Direction: Return the lines below exactly, starting with the line that contains "Extract all readable text from this page." and stopping after the last line.
* Begin *
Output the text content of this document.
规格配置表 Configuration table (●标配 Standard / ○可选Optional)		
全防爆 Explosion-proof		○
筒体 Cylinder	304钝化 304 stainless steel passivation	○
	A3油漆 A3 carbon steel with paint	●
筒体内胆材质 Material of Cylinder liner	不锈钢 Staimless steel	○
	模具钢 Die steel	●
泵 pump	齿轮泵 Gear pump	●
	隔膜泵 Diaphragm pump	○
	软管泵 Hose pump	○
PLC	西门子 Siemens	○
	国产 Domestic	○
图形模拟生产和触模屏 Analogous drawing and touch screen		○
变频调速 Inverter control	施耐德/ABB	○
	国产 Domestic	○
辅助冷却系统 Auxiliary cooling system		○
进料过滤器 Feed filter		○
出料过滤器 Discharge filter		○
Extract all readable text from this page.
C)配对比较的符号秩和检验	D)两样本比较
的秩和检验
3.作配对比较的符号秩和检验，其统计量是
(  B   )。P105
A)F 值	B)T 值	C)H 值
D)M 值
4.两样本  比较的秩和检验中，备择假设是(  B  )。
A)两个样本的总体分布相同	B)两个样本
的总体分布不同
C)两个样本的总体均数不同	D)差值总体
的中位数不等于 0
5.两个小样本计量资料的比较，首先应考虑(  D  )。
* End *
Exercise answer:
Extract all readable text from this page.
C)配对比较的符号秩和检验	D)两样本比较
的秩和检验
3.作配对比较的符号秩和检验，其统计量是
(  B   )。P105
A)F 值	B)T 值	C)H 值
D)M 值
4.两样本  比较的秩和检验中，备择假设是(  B  )。
A)两个样本的总体分布相同	B)两个样本
的总体分布不同
C)两个样本的总体均数不同	D)差值总体
的中位数不等于 0
5.两个小样本计量资料的比较，首先应考虑(  D  )。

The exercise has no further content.